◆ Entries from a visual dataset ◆

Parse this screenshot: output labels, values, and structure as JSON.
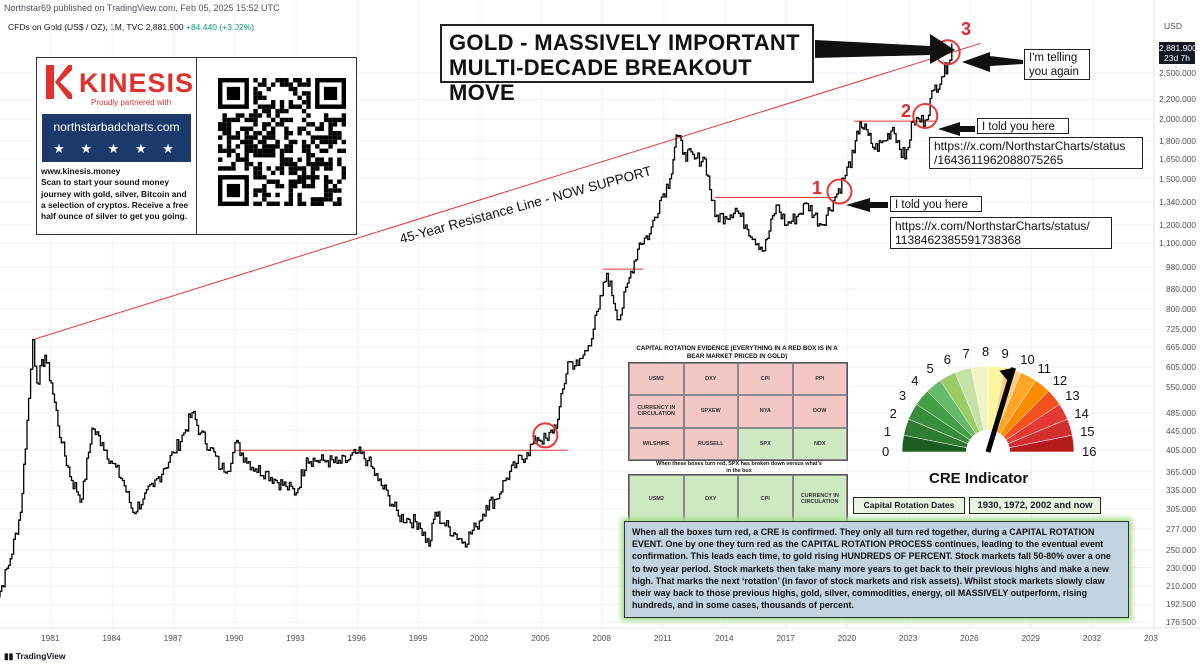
{
  "header": {
    "published": "Northstar69 published on TradingView.com, Feb 05, 2025 15:52 UTC",
    "symbol": "CFDs on Gold (US$ / OZ), 1M, TVC",
    "price": "2,881.900",
    "change": "+84.440 (+3.02%)",
    "currency": "USD",
    "last_price_label": "2,881.900",
    "countdown": "23d 7h",
    "footer_logo": "TradingView"
  },
  "ad": {
    "brand": "KINESIS",
    "partnered": "Proudly partnered with",
    "partner_url": "northstarbadcharts.com",
    "stars": "★ ★ ★ ★ ★",
    "website": "www.kinesis.money",
    "text": "Scan to start your sound money journey with gold, silver, Bitcoin and a selection of cryptos. Receive a free half ounce of silver to get you going.",
    "brand_color": "#e0322a"
  },
  "annotations": {
    "title_line1": "GOLD - MASSIVELY IMPORTANT",
    "title_line2": "MULTI-DECADE BREAKOUT MOVE",
    "resistance_label": "45-Year Resistance Line - NOW SUPPORT",
    "num1": "1",
    "num2": "2",
    "num3": "3",
    "telling_again": "I'm telling you again",
    "told_here_1": "I told you here",
    "link_1": "https://x.com/NorthstarCharts/status/ 1138462385591738368",
    "told_here_2": "I told you here",
    "link_2": "https://x.com/NorthstarCharts/status /1643611962088075265"
  },
  "capital_rotation": {
    "title": "CAPITAL ROTATION EVIDENCE (EVERYTHING IN A RED BOX IS IN A BEAR MARKET PRICED IN GOLD)",
    "boxes": [
      {
        "label": "USM2",
        "state": "red"
      },
      {
        "label": "DXY",
        "state": "red"
      },
      {
        "label": "CPI",
        "state": "red"
      },
      {
        "label": "PPI",
        "state": "red"
      },
      {
        "label": "CURRENCY IN CIRCULATION",
        "state": "red"
      },
      {
        "label": "SPXEW",
        "state": "red"
      },
      {
        "label": "NYA",
        "state": "red"
      },
      {
        "label": "DOW",
        "state": "red"
      },
      {
        "label": "WILSHIRE",
        "state": "red"
      },
      {
        "label": "RUSSELL",
        "state": "red"
      },
      {
        "label": "SPX",
        "state": "green"
      },
      {
        "label": "NDX",
        "state": "green"
      }
    ],
    "subtitle": "When these boxes turn red, SPX has broken down versus what's in the box",
    "row2": [
      "USM2",
      "DXY",
      "CPI",
      "CURRENCY IN CIRCULATION"
    ],
    "dates_label": "Capital Rotation Dates",
    "dates_value": "1930, 1972, 2002 and now"
  },
  "cre": {
    "label": "CRE Indicator",
    "scale": [
      "0",
      "1",
      "2",
      "3",
      "4",
      "5",
      "6",
      "7",
      "8",
      "9",
      "10",
      "11",
      "12",
      "13",
      "14",
      "15",
      "16"
    ],
    "reading": 9.5
  },
  "explanation": "When all the boxes turn red, a CRE is confirmed. They only all turn red together, during a CAPITAL ROTATION EVENT. One by one they turn red as the CAPITAL ROTATION PROCESS continues, leading to the eventual event confirmation. This leads each time, to gold rising HUNDREDS OF PERCENT. Stock markets fall 50-80% over a one to two year period. Stock markets then take many more years to get back to their previous highs and make a new high. That marks the next ‘rotation’ (in favor of stock markets and risk assets). Whilst stock markets slowly claw their way back to those previous highs, gold, silver, commodities, energy, oil MASSIVELY outperform, rising hundreds, and in some cases, thousands of percent.",
  "chart_data": {
    "type": "line",
    "scale": "log",
    "ylim": [
      176,
      2900
    ],
    "xlim": [
      1978.5,
      2035
    ],
    "y_ticks": [
      "2,881.900",
      "2,500.000",
      "2,200.000",
      "2,000.000",
      "1,800.000",
      "1,650.000",
      "1,500.000",
      "1,340.000",
      "1,200.000",
      "1,100.000",
      "980.000",
      "880.000",
      "800.000",
      "725.000",
      "665.000",
      "605.000",
      "550.000",
      "485.000",
      "445.000",
      "405.000",
      "365.000",
      "335.000",
      "305.000",
      "277.000",
      "250.000",
      "230.000",
      "210.000",
      "192.500",
      "176.500"
    ],
    "x_ticks": [
      "1981",
      "1984",
      "1987",
      "1990",
      "1993",
      "1996",
      "1999",
      "2002",
      "2005",
      "2008",
      "2011",
      "2014",
      "2017",
      "2020",
      "2023",
      "2026",
      "2029",
      "2032",
      "203"
    ],
    "series": [
      {
        "points": [
          [
            1978.0,
            180
          ],
          [
            1978.5,
            205
          ],
          [
            1979.0,
            240
          ],
          [
            1979.5,
            300
          ],
          [
            1979.9,
            520
          ],
          [
            1980.1,
            690
          ],
          [
            1980.3,
            560
          ],
          [
            1980.7,
            640
          ],
          [
            1981.0,
            560
          ],
          [
            1981.5,
            420
          ],
          [
            1982.0,
            350
          ],
          [
            1982.5,
            320
          ],
          [
            1983.0,
            450
          ],
          [
            1983.5,
            420
          ],
          [
            1984.0,
            380
          ],
          [
            1984.5,
            350
          ],
          [
            1985.0,
            300
          ],
          [
            1985.5,
            320
          ],
          [
            1986.0,
            340
          ],
          [
            1986.5,
            370
          ],
          [
            1987.0,
            400
          ],
          [
            1987.5,
            440
          ],
          [
            1987.9,
            485
          ],
          [
            1988.3,
            440
          ],
          [
            1988.8,
            410
          ],
          [
            1989.3,
            370
          ],
          [
            1989.8,
            380
          ],
          [
            1990.0,
            420
          ],
          [
            1990.5,
            390
          ],
          [
            1991.0,
            370
          ],
          [
            1991.5,
            365
          ],
          [
            1992.0,
            350
          ],
          [
            1992.5,
            340
          ],
          [
            1993.0,
            330
          ],
          [
            1993.5,
            390
          ],
          [
            1994.0,
            385
          ],
          [
            1994.5,
            385
          ],
          [
            1995.0,
            380
          ],
          [
            1995.5,
            385
          ],
          [
            1996.0,
            400
          ],
          [
            1996.5,
            385
          ],
          [
            1997.0,
            350
          ],
          [
            1997.5,
            325
          ],
          [
            1998.0,
            295
          ],
          [
            1998.5,
            290
          ],
          [
            1999.0,
            285
          ],
          [
            1999.5,
            255
          ],
          [
            1999.8,
            300
          ],
          [
            2000.2,
            285
          ],
          [
            2000.8,
            270
          ],
          [
            2001.2,
            260
          ],
          [
            2001.8,
            280
          ],
          [
            2002.3,
            310
          ],
          [
            2002.8,
            320
          ],
          [
            2003.2,
            350
          ],
          [
            2003.8,
            380
          ],
          [
            2004.3,
            400
          ],
          [
            2004.8,
            430
          ],
          [
            2005.3,
            425
          ],
          [
            2005.8,
            470
          ],
          [
            2006.3,
            620
          ],
          [
            2006.8,
            610
          ],
          [
            2007.3,
            670
          ],
          [
            2007.8,
            800
          ],
          [
            2008.2,
            950
          ],
          [
            2008.8,
            760
          ],
          [
            2009.3,
            930
          ],
          [
            2009.8,
            1100
          ],
          [
            2010.3,
            1150
          ],
          [
            2010.8,
            1350
          ],
          [
            2011.3,
            1500
          ],
          [
            2011.6,
            1850
          ],
          [
            2012.0,
            1700
          ],
          [
            2012.5,
            1650
          ],
          [
            2013.0,
            1650
          ],
          [
            2013.5,
            1250
          ],
          [
            2014.0,
            1250
          ],
          [
            2014.5,
            1300
          ],
          [
            2015.0,
            1200
          ],
          [
            2015.9,
            1060
          ],
          [
            2016.5,
            1320
          ],
          [
            2017.0,
            1200
          ],
          [
            2017.5,
            1250
          ],
          [
            2018.0,
            1330
          ],
          [
            2018.7,
            1200
          ],
          [
            2019.3,
            1350
          ],
          [
            2019.8,
            1500
          ],
          [
            2020.3,
            1700
          ],
          [
            2020.6,
            1970
          ],
          [
            2021.0,
            1850
          ],
          [
            2021.3,
            1730
          ],
          [
            2021.8,
            1800
          ],
          [
            2022.2,
            1920
          ],
          [
            2022.8,
            1650
          ],
          [
            2023.2,
            1980
          ],
          [
            2023.8,
            1990
          ],
          [
            2024.2,
            2300
          ],
          [
            2024.6,
            2450
          ],
          [
            2024.9,
            2620
          ],
          [
            2025.1,
            2881.9
          ]
        ]
      }
    ],
    "lines": [
      {
        "name": "45-Year Resistance Line",
        "from": [
          1980.1,
          690
        ],
        "to": [
          2026.5,
          2880
        ]
      }
    ],
    "horizontals": [
      {
        "y": 405,
        "from": 1990,
        "to": 2006.3
      },
      {
        "y": 970,
        "from": 2008,
        "to": 2010
      },
      {
        "y": 1370,
        "from": 2013.5,
        "to": 2019.5
      },
      {
        "y": 1980,
        "from": 2020.3,
        "to": 2024.3
      }
    ],
    "circles": [
      {
        "x": 2005.2,
        "y": 435
      },
      {
        "x": 2019.6,
        "y": 1410
      },
      {
        "x": 2023.8,
        "y": 2030
      },
      {
        "x": 2024.9,
        "y": 2760
      }
    ]
  }
}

◆ Exercise goal ◆
Which lines contain "status"? Show each of them.

◆ Task answer ◆
    "link_1": "https://x.com/NorthstarCharts/status/ 1138462385591738368",
    "link_2": "https://x.com/NorthstarCharts/status /1643611962088075265"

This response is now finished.